▸ **Exercise brief**: Of all the lines in the data below, how many contain "Module"? Report that number alone.

▸ **Records for the task**:
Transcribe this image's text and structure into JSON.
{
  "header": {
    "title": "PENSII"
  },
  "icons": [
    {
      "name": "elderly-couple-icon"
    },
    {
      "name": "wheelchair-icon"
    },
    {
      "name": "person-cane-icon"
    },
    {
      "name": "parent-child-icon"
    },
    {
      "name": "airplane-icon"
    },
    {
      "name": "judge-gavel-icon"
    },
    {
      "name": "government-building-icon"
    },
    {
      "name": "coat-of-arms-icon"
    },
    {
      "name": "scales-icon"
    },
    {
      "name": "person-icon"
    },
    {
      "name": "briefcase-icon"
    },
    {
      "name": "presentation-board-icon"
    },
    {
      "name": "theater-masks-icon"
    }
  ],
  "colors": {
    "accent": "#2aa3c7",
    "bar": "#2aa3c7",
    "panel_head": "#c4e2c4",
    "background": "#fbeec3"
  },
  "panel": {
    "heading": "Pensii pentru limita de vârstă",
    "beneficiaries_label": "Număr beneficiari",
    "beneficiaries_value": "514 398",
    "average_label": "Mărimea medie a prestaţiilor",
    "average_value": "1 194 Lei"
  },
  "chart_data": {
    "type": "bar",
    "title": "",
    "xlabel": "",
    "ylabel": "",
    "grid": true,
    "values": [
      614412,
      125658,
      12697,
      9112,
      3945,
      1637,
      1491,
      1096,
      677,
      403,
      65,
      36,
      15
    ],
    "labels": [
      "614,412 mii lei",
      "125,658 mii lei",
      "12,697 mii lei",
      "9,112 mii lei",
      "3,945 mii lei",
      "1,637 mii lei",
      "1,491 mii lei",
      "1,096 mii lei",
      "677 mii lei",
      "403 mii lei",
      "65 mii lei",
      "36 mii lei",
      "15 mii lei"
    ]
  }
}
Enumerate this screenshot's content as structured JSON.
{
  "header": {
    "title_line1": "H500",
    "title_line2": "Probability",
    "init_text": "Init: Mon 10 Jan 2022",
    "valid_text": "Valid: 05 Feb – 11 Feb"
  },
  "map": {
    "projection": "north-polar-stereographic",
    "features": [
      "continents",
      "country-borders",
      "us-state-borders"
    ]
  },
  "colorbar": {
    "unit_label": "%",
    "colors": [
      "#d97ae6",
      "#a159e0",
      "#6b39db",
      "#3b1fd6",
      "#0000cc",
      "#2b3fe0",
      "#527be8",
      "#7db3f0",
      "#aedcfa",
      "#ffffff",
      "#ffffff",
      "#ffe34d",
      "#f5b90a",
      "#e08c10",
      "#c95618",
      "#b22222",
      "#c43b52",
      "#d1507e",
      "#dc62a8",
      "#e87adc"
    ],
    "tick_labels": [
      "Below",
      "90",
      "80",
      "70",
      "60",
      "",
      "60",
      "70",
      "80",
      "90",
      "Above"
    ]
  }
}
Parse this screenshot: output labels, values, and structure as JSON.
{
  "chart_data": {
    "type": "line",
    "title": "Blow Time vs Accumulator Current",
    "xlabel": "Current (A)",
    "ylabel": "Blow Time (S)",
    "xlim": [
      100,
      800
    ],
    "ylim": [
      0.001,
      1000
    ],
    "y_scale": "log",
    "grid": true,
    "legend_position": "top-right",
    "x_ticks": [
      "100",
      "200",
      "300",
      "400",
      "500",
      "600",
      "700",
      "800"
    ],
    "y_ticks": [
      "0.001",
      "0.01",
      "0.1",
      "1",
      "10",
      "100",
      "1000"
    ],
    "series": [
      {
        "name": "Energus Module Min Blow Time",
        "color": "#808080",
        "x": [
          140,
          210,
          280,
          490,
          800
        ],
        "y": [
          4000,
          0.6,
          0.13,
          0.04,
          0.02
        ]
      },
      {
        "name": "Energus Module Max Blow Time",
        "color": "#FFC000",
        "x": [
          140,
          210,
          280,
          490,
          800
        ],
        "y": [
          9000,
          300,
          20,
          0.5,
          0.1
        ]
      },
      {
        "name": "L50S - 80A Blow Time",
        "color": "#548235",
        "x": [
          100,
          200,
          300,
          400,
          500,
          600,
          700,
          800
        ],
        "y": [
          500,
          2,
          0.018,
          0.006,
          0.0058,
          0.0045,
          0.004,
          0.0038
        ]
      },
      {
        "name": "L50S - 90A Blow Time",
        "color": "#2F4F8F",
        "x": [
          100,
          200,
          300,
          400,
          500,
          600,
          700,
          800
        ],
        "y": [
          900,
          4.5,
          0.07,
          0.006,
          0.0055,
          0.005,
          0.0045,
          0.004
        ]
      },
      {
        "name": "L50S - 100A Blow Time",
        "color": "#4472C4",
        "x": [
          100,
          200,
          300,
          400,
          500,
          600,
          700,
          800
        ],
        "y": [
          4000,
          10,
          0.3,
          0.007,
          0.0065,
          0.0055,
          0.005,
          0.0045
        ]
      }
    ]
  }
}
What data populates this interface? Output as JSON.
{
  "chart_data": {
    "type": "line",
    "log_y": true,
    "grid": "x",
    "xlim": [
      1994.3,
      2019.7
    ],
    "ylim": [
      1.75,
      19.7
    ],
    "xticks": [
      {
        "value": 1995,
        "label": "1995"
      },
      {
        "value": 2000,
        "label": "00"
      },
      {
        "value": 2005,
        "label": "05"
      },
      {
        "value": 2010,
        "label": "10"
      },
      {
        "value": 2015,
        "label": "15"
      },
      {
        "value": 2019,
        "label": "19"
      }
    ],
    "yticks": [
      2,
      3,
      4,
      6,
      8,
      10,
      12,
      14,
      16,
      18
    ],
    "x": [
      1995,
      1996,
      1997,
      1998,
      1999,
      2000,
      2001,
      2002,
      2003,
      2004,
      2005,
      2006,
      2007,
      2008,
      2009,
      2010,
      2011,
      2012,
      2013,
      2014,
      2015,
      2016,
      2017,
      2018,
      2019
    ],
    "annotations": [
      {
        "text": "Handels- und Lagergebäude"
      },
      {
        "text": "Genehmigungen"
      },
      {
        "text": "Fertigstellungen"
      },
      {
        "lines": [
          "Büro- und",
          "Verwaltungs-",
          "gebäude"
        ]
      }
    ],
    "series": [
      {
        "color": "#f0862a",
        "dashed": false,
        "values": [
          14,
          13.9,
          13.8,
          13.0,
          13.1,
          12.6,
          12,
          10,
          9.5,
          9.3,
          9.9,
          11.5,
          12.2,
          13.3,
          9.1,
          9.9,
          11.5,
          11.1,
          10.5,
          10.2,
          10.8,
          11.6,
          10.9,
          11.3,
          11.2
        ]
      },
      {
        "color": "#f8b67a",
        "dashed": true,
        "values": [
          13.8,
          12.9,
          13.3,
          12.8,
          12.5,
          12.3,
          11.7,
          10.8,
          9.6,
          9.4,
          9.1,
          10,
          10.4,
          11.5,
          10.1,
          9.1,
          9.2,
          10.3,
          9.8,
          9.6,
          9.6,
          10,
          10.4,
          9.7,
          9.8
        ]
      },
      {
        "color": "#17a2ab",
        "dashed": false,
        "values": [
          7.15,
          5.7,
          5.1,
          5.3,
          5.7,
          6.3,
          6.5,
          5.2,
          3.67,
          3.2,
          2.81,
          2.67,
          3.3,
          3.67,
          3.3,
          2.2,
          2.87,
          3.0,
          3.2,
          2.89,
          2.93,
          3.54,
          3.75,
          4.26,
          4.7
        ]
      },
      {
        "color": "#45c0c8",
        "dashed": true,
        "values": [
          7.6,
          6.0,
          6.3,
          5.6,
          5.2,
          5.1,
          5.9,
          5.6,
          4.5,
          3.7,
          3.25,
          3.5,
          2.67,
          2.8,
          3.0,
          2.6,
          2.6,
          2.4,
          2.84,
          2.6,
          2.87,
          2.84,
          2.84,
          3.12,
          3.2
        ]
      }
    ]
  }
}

▸ **Solution below**: 2